Problem description -> Select all lines with the string "Gross" in them, and copy those lines.

(Figure collection entries)
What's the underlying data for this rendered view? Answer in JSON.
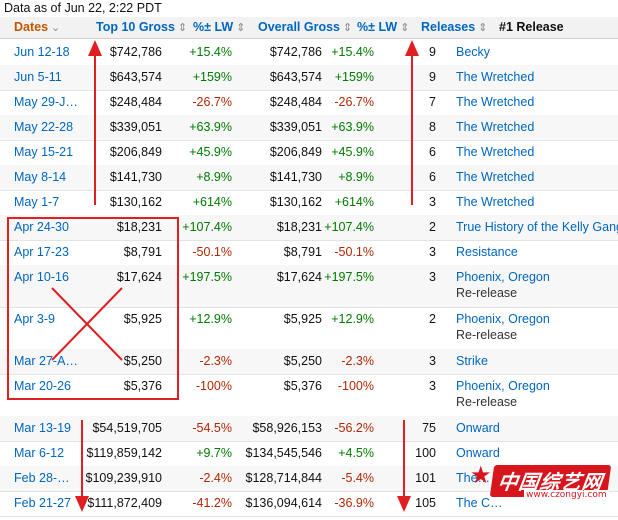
{
  "as_of": "Data as of Jun 22, 2:22 PDT",
  "headers": {
    "dates": "Dates",
    "top10": "Top 10 Gross",
    "lw1": "%± LW",
    "overall": "Overall Gross",
    "lw2": "%± LW",
    "releases": "Releases",
    "release1": "#1 Release"
  },
  "rows": [
    {
      "date": "Jun 12-18",
      "top10": "$742,786",
      "lw1": "+15.4%",
      "overall": "$742,786",
      "lw2": "+15.4%",
      "releases": "9",
      "release": "Becky"
    },
    {
      "date": "Jun 5-11",
      "top10": "$643,574",
      "lw1": "+159%",
      "overall": "$643,574",
      "lw2": "+159%",
      "releases": "9",
      "release": "The Wretched"
    },
    {
      "date": "May 29-J…",
      "top10": "$248,484",
      "lw1": "-26.7%",
      "overall": "$248,484",
      "lw2": "-26.7%",
      "releases": "7",
      "release": "The Wretched"
    },
    {
      "date": "May 22-28",
      "top10": "$339,051",
      "lw1": "+63.9%",
      "overall": "$339,051",
      "lw2": "+63.9%",
      "releases": "8",
      "release": "The Wretched"
    },
    {
      "date": "May 15-21",
      "top10": "$206,849",
      "lw1": "+45.9%",
      "overall": "$206,849",
      "lw2": "+45.9%",
      "releases": "6",
      "release": "The Wretched"
    },
    {
      "date": "May 8-14",
      "top10": "$141,730",
      "lw1": "+8.9%",
      "overall": "$141,730",
      "lw2": "+8.9%",
      "releases": "6",
      "release": "The Wretched"
    },
    {
      "date": "May 1-7",
      "top10": "$130,162",
      "lw1": "+614%",
      "overall": "$130,162",
      "lw2": "+614%",
      "releases": "3",
      "release": "The Wretched"
    },
    {
      "date": "Apr 24-30",
      "top10": "$18,231",
      "lw1": "+107.4%",
      "overall": "$18,231",
      "lw2": "+107.4%",
      "releases": "2",
      "release": "True History of the Kelly Gang"
    },
    {
      "date": "Apr 17-23",
      "top10": "$8,791",
      "lw1": "-50.1%",
      "overall": "$8,791",
      "lw2": "-50.1%",
      "releases": "3",
      "release": "Resistance"
    },
    {
      "date": "Apr 10-16",
      "top10": "$17,624",
      "lw1": "+197.5%",
      "overall": "$17,624",
      "lw2": "+197.5%",
      "releases": "3",
      "release": "Phoenix, Oregon",
      "sub": "Re-release"
    },
    {
      "date": "Apr 3-9",
      "top10": "$5,925",
      "lw1": "+12.9%",
      "overall": "$5,925",
      "lw2": "+12.9%",
      "releases": "2",
      "release": "Phoenix, Oregon",
      "sub": "Re-release"
    },
    {
      "date": "Mar 27-A…",
      "top10": "$5,250",
      "lw1": "-2.3%",
      "overall": "$5,250",
      "lw2": "-2.3%",
      "releases": "3",
      "release": "Strike"
    },
    {
      "date": "Mar 20-26",
      "top10": "$5,376",
      "lw1": "-100%",
      "overall": "$5,376",
      "lw2": "-100%",
      "releases": "3",
      "release": "Phoenix, Oregon",
      "sub": "Re-release"
    },
    {
      "date": "Mar 13-19",
      "top10": "$54,519,705",
      "lw1": "-54.5%",
      "overall": "$58,926,153",
      "lw2": "-56.2%",
      "releases": "75",
      "release": "Onward"
    },
    {
      "date": "Mar 6-12",
      "top10": "$119,859,142",
      "lw1": "+9.7%",
      "overall": "$134,545,546",
      "lw2": "+4.5%",
      "releases": "100",
      "release": "Onward"
    },
    {
      "date": "Feb 28-…",
      "top10": "$109,239,910",
      "lw1": "-2.4%",
      "overall": "$128,714,844",
      "lw2": "-5.4%",
      "releases": "101",
      "release": "The…"
    },
    {
      "date": "Feb 21-27",
      "top10": "$111,872,409",
      "lw1": "-41.2%",
      "overall": "$136,094,614",
      "lw2": "-36.9%",
      "releases": "105",
      "release": "The C…"
    }
  ],
  "watermark": {
    "text": "中国综艺网",
    "url": "www.czongyi.com"
  },
  "colors": {
    "link": "#0066c0",
    "active_header": "#c45500",
    "positive": "#007a00",
    "negative": "#b12704",
    "annotation": "#e02020"
  }
}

Written answer ->
    "top10": "Top 10 Gross",
    "overall": "Overall Gross",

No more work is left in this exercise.